Work required
Copy out the listing in full, exactly as written, but not its pictures.

Extracted records
+++++

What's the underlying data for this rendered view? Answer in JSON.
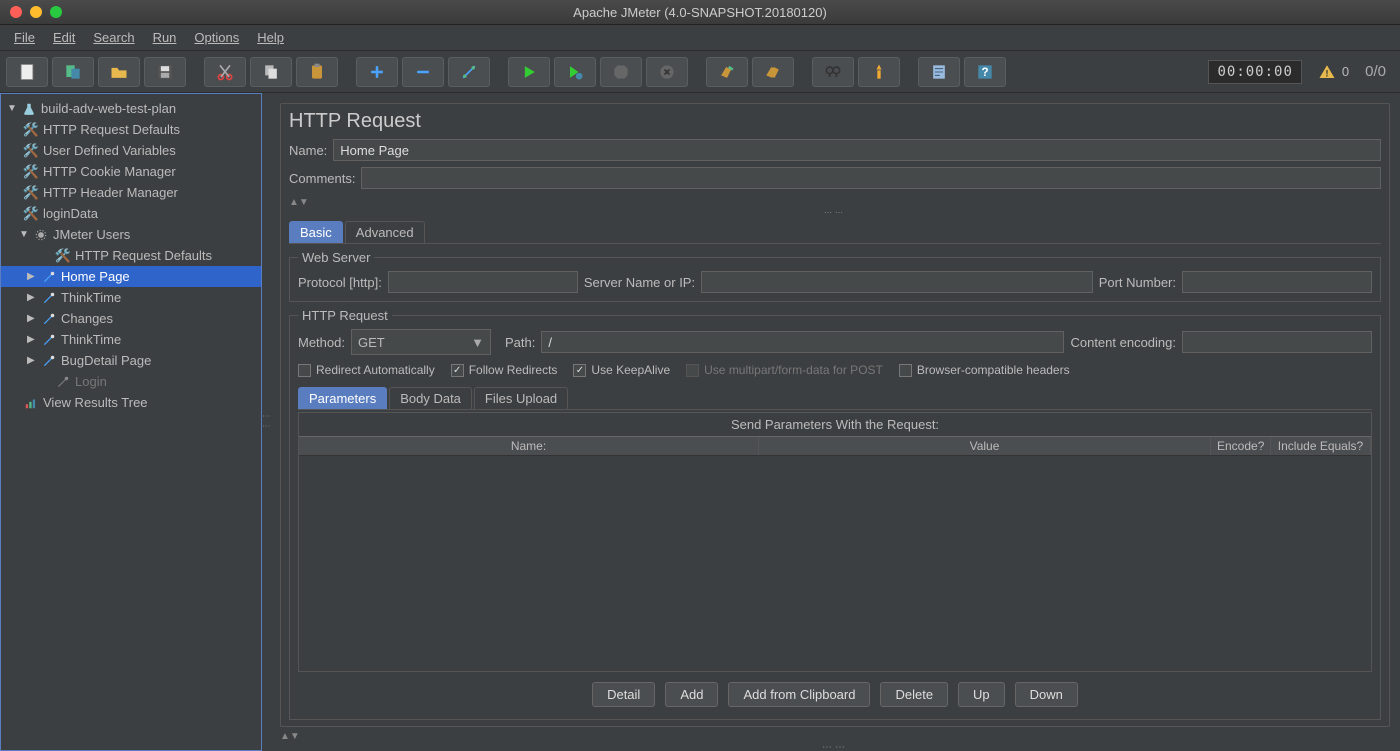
{
  "window": {
    "title": "Apache JMeter (4.0-SNAPSHOT.20180120)"
  },
  "menu": {
    "file": "File",
    "edit": "Edit",
    "search": "Search",
    "run": "Run",
    "options": "Options",
    "help": "Help"
  },
  "status": {
    "timer": "00:00:00",
    "warnings": "0",
    "counts": "0/0"
  },
  "tree": {
    "root": "build-adv-web-test-plan",
    "items": [
      "HTTP Request Defaults",
      "User Defined Variables",
      "HTTP Cookie Manager",
      "HTTP Header Manager",
      "loginData"
    ],
    "threadgroup": "JMeter Users",
    "tg_items": {
      "defaults": "HTTP Request Defaults",
      "home": "Home Page",
      "think1": "ThinkTime",
      "changes": "Changes",
      "think2": "ThinkTime",
      "bugdetail": "BugDetail Page",
      "login": "Login"
    },
    "results": "View Results Tree"
  },
  "main": {
    "heading": "HTTP Request",
    "name_label": "Name:",
    "name_value": "Home Page",
    "comments_label": "Comments:",
    "comments_value": "",
    "tabs": {
      "basic": "Basic",
      "advanced": "Advanced"
    },
    "webserver": {
      "legend": "Web Server",
      "protocol_label": "Protocol [http]:",
      "protocol_value": "",
      "server_label": "Server Name or IP:",
      "server_value": "",
      "port_label": "Port Number:",
      "port_value": ""
    },
    "http": {
      "legend": "HTTP Request",
      "method_label": "Method:",
      "method_value": "GET",
      "path_label": "Path:",
      "path_value": "/",
      "enc_label": "Content encoding:",
      "enc_value": ""
    },
    "checks": {
      "redirect_auto": "Redirect Automatically",
      "follow": "Follow Redirects",
      "keepalive": "Use KeepAlive",
      "multipart": "Use multipart/form-data for POST",
      "browser_compat": "Browser-compatible headers"
    },
    "param_tabs": {
      "params": "Parameters",
      "body": "Body Data",
      "files": "Files Upload"
    },
    "params_title": "Send Parameters With the Request:",
    "cols": {
      "name": "Name:",
      "value": "Value",
      "encode": "Encode?",
      "include": "Include Equals?"
    },
    "buttons": {
      "detail": "Detail",
      "add": "Add",
      "addclip": "Add from Clipboard",
      "delete": "Delete",
      "up": "Up",
      "down": "Down"
    }
  }
}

+++++

Final answer
What's the underlying data for this rendered view? Answer in JSON.
{
  "window": {
    "title": "Apache JMeter (4.0-SNAPSHOT.20180120)"
  },
  "menu": {
    "file": "File",
    "edit": "Edit",
    "search": "Search",
    "run": "Run",
    "options": "Options",
    "help": "Help"
  },
  "status": {
    "timer": "00:00:00",
    "warnings": "0",
    "counts": "0/0"
  },
  "tree": {
    "root": "build-adv-web-test-plan",
    "items": [
      "HTTP Request Defaults",
      "User Defined Variables",
      "HTTP Cookie Manager",
      "HTTP Header Manager",
      "loginData"
    ],
    "threadgroup": "JMeter Users",
    "tg_items": {
      "defaults": "HTTP Request Defaults",
      "home": "Home Page",
      "think1": "ThinkTime",
      "changes": "Changes",
      "think2": "ThinkTime",
      "bugdetail": "BugDetail Page",
      "login": "Login"
    },
    "results": "View Results Tree"
  },
  "main": {
    "heading": "HTTP Request",
    "name_label": "Name:",
    "name_value": "Home Page",
    "comments_label": "Comments:",
    "comments_value": "",
    "tabs": {
      "basic": "Basic",
      "advanced": "Advanced"
    },
    "webserver": {
      "legend": "Web Server",
      "protocol_label": "Protocol [http]:",
      "protocol_value": "",
      "server_label": "Server Name or IP:",
      "server_value": "",
      "port_label": "Port Number:",
      "port_value": ""
    },
    "http": {
      "legend": "HTTP Request",
      "method_label": "Method:",
      "method_value": "GET",
      "path_label": "Path:",
      "path_value": "/",
      "enc_label": "Content encoding:",
      "enc_value": ""
    },
    "checks": {
      "redirect_auto": "Redirect Automatically",
      "follow": "Follow Redirects",
      "keepalive": "Use KeepAlive",
      "multipart": "Use multipart/form-data for POST",
      "browser_compat": "Browser-compatible headers"
    },
    "param_tabs": {
      "params": "Parameters",
      "body": "Body Data",
      "files": "Files Upload"
    },
    "params_title": "Send Parameters With the Request:",
    "cols": {
      "name": "Name:",
      "value": "Value",
      "encode": "Encode?",
      "include": "Include Equals?"
    },
    "buttons": {
      "detail": "Detail",
      "add": "Add",
      "addclip": "Add from Clipboard",
      "delete": "Delete",
      "up": "Up",
      "down": "Down"
    }
  }
}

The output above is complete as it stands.